Copy, from the entries below, each line where the word "JSON" can be found.

* begin Excerpted records *

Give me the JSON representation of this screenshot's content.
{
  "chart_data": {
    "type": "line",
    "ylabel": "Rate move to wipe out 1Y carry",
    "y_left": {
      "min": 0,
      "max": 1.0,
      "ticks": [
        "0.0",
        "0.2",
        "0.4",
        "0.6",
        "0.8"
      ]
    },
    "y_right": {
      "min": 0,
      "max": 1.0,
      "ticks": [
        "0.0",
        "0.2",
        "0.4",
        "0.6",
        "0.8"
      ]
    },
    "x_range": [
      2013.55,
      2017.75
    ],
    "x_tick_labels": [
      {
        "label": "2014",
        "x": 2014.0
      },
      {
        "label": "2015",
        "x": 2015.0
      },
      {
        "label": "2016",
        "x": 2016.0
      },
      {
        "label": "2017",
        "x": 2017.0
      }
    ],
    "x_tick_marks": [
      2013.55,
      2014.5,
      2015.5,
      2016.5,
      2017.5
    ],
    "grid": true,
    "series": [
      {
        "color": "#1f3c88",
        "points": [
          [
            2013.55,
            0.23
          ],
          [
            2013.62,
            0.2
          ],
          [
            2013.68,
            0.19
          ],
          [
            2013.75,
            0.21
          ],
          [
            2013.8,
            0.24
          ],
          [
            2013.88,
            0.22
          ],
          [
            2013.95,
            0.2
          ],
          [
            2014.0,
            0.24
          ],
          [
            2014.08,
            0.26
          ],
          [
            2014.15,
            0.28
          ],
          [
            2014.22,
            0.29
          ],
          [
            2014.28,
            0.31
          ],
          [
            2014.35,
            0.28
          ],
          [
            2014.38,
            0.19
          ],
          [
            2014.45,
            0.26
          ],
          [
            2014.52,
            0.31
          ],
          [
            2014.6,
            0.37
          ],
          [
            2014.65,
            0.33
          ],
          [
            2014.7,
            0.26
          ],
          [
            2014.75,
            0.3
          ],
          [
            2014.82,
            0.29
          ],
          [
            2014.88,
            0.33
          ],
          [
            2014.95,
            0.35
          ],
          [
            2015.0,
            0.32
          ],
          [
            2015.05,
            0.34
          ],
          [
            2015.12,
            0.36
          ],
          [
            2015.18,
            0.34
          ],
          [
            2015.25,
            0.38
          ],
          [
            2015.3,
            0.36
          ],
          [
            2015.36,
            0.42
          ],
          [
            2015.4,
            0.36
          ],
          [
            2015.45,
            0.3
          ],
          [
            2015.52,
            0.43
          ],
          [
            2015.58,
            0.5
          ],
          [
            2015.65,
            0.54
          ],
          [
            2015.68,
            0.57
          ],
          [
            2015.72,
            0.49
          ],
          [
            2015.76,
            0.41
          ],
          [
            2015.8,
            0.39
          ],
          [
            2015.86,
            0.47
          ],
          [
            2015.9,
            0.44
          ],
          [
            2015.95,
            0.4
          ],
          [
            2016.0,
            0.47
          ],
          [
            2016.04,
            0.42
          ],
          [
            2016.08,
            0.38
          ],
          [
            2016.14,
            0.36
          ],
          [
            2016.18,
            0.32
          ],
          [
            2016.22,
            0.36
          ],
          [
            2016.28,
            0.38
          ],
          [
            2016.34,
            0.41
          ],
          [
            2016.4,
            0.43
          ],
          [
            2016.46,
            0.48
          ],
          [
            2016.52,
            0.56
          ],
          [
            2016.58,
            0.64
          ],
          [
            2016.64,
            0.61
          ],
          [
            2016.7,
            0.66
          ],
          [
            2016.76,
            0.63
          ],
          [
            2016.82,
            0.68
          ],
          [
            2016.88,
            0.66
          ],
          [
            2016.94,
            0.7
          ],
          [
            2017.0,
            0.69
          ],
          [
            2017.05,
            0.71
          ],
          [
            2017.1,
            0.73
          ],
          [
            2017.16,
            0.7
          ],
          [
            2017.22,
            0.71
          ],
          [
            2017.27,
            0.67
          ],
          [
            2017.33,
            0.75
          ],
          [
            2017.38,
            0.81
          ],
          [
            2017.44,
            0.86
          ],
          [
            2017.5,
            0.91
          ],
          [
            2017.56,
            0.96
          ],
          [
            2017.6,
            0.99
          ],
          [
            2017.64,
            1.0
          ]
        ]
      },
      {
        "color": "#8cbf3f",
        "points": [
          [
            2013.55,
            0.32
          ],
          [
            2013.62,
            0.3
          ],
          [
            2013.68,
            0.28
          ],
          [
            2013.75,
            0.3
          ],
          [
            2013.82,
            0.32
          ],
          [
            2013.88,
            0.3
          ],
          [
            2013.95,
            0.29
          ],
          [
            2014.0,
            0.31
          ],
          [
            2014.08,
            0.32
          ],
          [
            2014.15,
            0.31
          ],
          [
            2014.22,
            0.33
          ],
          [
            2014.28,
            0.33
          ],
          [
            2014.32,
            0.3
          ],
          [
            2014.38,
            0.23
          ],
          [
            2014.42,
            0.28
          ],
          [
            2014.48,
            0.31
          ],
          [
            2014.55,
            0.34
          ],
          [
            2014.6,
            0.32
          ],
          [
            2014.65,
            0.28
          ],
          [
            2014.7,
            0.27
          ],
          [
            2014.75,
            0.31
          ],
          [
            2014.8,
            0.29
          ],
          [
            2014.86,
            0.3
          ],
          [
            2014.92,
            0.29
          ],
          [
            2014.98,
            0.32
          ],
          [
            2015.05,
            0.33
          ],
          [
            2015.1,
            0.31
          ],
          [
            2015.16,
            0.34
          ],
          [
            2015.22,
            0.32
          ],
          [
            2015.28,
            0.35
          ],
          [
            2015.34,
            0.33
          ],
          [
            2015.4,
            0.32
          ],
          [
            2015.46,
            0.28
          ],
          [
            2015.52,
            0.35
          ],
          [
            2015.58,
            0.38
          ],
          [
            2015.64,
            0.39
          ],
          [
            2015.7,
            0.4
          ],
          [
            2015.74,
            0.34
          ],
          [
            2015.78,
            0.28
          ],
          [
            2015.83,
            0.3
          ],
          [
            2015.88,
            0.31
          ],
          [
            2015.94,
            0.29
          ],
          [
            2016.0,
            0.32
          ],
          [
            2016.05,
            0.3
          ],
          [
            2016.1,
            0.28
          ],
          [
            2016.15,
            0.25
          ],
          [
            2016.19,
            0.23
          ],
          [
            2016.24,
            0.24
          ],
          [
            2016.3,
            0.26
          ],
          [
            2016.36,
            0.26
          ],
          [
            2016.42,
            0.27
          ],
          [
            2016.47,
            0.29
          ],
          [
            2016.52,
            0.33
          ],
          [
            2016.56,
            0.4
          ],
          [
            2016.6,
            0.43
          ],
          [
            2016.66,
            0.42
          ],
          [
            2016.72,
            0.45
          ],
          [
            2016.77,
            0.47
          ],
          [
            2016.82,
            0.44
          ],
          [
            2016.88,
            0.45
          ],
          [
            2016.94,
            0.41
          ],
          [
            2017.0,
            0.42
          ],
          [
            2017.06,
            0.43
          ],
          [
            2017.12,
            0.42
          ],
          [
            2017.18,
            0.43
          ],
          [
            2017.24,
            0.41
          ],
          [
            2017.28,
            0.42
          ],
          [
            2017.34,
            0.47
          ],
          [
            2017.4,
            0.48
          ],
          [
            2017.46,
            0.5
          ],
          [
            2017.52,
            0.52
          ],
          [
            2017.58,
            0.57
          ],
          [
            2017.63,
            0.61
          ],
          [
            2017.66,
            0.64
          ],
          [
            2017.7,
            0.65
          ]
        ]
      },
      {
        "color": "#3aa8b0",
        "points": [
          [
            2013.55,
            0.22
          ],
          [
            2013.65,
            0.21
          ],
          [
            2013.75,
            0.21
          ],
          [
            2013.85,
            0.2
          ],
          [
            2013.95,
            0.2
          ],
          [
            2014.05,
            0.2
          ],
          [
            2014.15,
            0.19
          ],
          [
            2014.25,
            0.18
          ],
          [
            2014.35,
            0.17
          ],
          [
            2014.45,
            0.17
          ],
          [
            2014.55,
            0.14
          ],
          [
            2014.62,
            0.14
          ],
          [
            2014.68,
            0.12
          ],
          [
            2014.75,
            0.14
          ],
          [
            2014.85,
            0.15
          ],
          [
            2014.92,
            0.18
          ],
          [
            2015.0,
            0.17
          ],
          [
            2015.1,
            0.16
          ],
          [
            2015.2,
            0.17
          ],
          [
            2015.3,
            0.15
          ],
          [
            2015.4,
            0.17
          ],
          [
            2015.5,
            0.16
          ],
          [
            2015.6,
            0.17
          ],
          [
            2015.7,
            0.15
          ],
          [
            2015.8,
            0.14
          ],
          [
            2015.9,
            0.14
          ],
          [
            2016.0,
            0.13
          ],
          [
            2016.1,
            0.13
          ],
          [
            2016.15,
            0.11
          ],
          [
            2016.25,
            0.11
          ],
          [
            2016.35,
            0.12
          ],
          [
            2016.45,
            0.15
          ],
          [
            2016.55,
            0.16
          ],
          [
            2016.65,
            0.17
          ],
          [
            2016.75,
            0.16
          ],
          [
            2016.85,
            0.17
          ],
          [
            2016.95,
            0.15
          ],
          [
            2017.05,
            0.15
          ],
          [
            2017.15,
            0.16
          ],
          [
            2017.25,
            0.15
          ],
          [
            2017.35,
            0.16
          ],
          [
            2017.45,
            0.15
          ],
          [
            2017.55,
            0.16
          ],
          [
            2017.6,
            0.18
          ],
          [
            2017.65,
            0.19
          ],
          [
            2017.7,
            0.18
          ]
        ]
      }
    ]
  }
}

* end Excerpted records *
* begin Excerpted records *

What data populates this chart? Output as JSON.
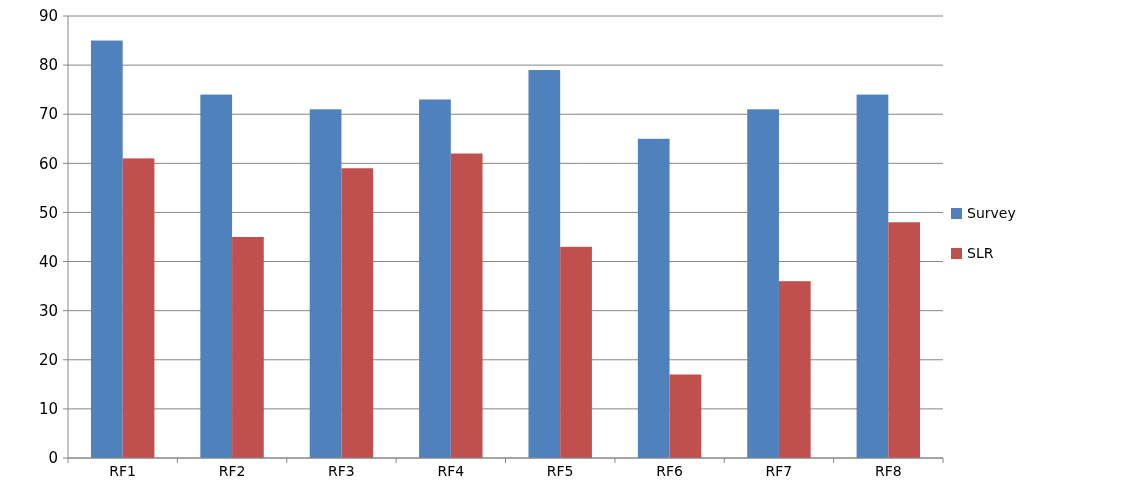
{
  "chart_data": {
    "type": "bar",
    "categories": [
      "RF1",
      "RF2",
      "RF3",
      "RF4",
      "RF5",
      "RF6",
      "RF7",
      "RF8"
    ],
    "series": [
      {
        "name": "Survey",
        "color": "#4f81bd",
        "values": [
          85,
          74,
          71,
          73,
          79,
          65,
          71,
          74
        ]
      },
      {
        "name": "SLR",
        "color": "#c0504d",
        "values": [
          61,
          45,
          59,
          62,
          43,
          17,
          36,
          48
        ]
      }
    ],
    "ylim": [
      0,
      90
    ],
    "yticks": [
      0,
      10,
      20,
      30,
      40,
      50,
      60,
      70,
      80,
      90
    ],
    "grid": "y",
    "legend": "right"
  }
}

* end Excerpted records *

Response to this task
Give me the JSON representation of this screenshot's content.
What data populates this chart? Output as JSON.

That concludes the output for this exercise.